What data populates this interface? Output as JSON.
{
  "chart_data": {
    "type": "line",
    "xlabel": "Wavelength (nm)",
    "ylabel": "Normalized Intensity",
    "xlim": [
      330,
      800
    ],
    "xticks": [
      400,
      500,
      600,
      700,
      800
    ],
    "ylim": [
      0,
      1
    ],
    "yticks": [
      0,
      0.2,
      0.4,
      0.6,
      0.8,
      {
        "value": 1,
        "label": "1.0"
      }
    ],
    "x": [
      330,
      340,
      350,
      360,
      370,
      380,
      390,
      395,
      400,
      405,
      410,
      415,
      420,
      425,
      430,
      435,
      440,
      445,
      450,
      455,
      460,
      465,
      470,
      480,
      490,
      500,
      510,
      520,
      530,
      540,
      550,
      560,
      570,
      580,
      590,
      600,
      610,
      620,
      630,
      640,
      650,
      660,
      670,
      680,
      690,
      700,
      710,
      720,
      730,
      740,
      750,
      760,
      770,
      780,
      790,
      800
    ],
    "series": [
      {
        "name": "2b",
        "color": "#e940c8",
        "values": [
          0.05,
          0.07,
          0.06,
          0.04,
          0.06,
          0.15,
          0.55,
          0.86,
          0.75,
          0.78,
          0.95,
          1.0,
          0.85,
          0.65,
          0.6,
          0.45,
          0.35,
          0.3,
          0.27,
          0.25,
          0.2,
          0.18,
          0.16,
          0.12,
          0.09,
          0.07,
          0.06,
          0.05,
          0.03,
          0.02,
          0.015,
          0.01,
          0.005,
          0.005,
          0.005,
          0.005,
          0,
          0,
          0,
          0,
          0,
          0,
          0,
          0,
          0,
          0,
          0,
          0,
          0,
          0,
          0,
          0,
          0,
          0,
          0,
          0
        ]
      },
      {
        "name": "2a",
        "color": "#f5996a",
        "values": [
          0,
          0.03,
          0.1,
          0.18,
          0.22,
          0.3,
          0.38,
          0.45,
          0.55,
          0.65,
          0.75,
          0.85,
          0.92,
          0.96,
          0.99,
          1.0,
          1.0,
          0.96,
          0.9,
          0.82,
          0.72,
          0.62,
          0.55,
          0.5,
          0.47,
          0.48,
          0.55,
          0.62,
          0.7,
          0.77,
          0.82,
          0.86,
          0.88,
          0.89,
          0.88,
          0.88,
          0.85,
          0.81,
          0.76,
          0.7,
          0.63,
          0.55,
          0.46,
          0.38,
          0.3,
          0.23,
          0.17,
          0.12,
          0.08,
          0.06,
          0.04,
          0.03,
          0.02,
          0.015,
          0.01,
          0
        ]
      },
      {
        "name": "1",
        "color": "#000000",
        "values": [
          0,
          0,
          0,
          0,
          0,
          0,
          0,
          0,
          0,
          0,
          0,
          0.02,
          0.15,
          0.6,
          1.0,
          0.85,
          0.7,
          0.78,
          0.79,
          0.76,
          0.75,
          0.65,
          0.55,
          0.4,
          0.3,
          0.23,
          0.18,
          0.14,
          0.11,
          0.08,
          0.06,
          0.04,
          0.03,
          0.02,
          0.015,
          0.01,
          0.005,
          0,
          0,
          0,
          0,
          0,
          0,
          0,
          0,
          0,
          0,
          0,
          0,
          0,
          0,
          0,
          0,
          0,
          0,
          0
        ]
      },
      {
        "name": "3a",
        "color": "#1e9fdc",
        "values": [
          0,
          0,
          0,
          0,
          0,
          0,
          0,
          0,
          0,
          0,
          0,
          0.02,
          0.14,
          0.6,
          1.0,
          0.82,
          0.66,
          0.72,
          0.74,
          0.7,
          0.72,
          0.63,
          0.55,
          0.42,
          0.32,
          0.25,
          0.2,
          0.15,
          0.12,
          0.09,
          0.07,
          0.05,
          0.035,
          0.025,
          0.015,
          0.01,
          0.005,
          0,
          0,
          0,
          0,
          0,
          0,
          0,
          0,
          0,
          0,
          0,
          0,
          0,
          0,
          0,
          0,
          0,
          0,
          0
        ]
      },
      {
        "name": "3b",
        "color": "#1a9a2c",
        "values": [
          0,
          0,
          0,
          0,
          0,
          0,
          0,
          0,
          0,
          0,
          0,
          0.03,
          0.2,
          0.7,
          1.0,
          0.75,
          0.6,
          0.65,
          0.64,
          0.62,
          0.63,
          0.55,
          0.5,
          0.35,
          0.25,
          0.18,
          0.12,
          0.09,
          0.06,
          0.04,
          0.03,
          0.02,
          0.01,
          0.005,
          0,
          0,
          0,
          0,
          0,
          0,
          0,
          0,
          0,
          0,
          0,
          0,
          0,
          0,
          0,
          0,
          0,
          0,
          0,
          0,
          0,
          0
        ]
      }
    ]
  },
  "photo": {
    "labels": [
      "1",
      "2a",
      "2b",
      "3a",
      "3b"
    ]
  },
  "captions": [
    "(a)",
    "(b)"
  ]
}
# # # # # # #
▸ SHORT EXERCISE
Restate every line of the data word for word.

▸ SOLUTION
What data populates this interface? Output as JSON.
{
  "chart_data": {
    "type": "line",
    "xlabel": "Wavelength (nm)",
    "ylabel": "Normalized Intensity",
    "xlim": [
      330,
      800
    ],
    "xticks": [
      400,
      500,
      600,
      700,
      800
    ],
    "ylim": [
      0,
      1
    ],
    "yticks": [
      0,
      0.2,
      0.4,
      0.6,
      0.8,
      {
        "value": 1,
        "label": "1.0"
      }
    ],
    "x": [
      330,
      340,
      350,
      360,
      370,
      380,
      390,
      395,
      400,
      405,
      410,
      415,
      420,
      425,
      430,
      435,
      440,
      445,
      450,
      455,
      460,
      465,
      470,
      480,
      490,
      500,
      510,
      520,
      530,
      540,
      550,
      560,
      570,
      580,
      590,
      600,
      610,
      620,
      630,
      640,
      650,
      660,
      670,
      680,
      690,
      700,
      710,
      720,
      730,
      740,
      750,
      760,
      770,
      780,
      790,
      800
    ],
    "series": [
      {
        "name": "2b",
        "color": "#e940c8",
        "values": [
          0.05,
          0.07,
          0.06,
          0.04,
          0.06,
          0.15,
          0.55,
          0.86,
          0.75,
          0.78,
          0.95,
          1.0,
          0.85,
          0.65,
          0.6,
          0.45,
          0.35,
          0.3,
          0.27,
          0.25,
          0.2,
          0.18,
          0.16,
          0.12,
          0.09,
          0.07,
          0.06,
          0.05,
          0.03,
          0.02,
          0.015,
          0.01,
          0.005,
          0.005,
          0.005,
          0.005,
          0,
          0,
          0,
          0,
          0,
          0,
          0,
          0,
          0,
          0,
          0,
          0,
          0,
          0,
          0,
          0,
          0,
          0,
          0,
          0
        ]
      },
      {
        "name": "2a",
        "color": "#f5996a",
        "values": [
          0,
          0.03,
          0.1,
          0.18,
          0.22,
          0.3,
          0.38,
          0.45,
          0.55,
          0.65,
          0.75,
          0.85,
          0.92,
          0.96,
          0.99,
          1.0,
          1.0,
          0.96,
          0.9,
          0.82,
          0.72,
          0.62,
          0.55,
          0.5,
          0.47,
          0.48,
          0.55,
          0.62,
          0.7,
          0.77,
          0.82,
          0.86,
          0.88,
          0.89,
          0.88,
          0.88,
          0.85,
          0.81,
          0.76,
          0.7,
          0.63,
          0.55,
          0.46,
          0.38,
          0.3,
          0.23,
          0.17,
          0.12,
          0.08,
          0.06,
          0.04,
          0.03,
          0.02,
          0.015,
          0.01,
          0
        ]
      },
      {
        "name": "1",
        "color": "#000000",
        "values": [
          0,
          0,
          0,
          0,
          0,
          0,
          0,
          0,
          0,
          0,
          0,
          0.02,
          0.15,
          0.6,
          1.0,
          0.85,
          0.7,
          0.78,
          0.79,
          0.76,
          0.75,
          0.65,
          0.55,
          0.4,
          0.3,
          0.23,
          0.18,
          0.14,
          0.11,
          0.08,
          0.06,
          0.04,
          0.03,
          0.02,
          0.015,
          0.01,
          0.005,
          0,
          0,
          0,
          0,
          0,
          0,
          0,
          0,
          0,
          0,
          0,
          0,
          0,
          0,
          0,
          0,
          0,
          0,
          0
        ]
      },
      {
        "name": "3a",
        "color": "#1e9fdc",
        "values": [
          0,
          0,
          0,
          0,
          0,
          0,
          0,
          0,
          0,
          0,
          0,
          0.02,
          0.14,
          0.6,
          1.0,
          0.82,
          0.66,
          0.72,
          0.74,
          0.7,
          0.72,
          0.63,
          0.55,
          0.42,
          0.32,
          0.25,
          0.2,
          0.15,
          0.12,
          0.09,
          0.07,
          0.05,
          0.035,
          0.025,
          0.015,
          0.01,
          0.005,
          0,
          0,
          0,
          0,
          0,
          0,
          0,
          0,
          0,
          0,
          0,
          0,
          0,
          0,
          0,
          0,
          0,
          0,
          0
        ]
      },
      {
        "name": "3b",
        "color": "#1a9a2c",
        "values": [
          0,
          0,
          0,
          0,
          0,
          0,
          0,
          0,
          0,
          0,
          0,
          0.03,
          0.2,
          0.7,
          1.0,
          0.75,
          0.6,
          0.65,
          0.64,
          0.62,
          0.63,
          0.55,
          0.5,
          0.35,
          0.25,
          0.18,
          0.12,
          0.09,
          0.06,
          0.04,
          0.03,
          0.02,
          0.01,
          0.005,
          0,
          0,
          0,
          0,
          0,
          0,
          0,
          0,
          0,
          0,
          0,
          0,
          0,
          0,
          0,
          0,
          0,
          0,
          0,
          0,
          0,
          0
        ]
      }
    ]
  },
  "photo": {
    "labels": [
      "1",
      "2a",
      "2b",
      "3a",
      "3b"
    ]
  },
  "captions": [
    "(a)",
    "(b)"
  ]
}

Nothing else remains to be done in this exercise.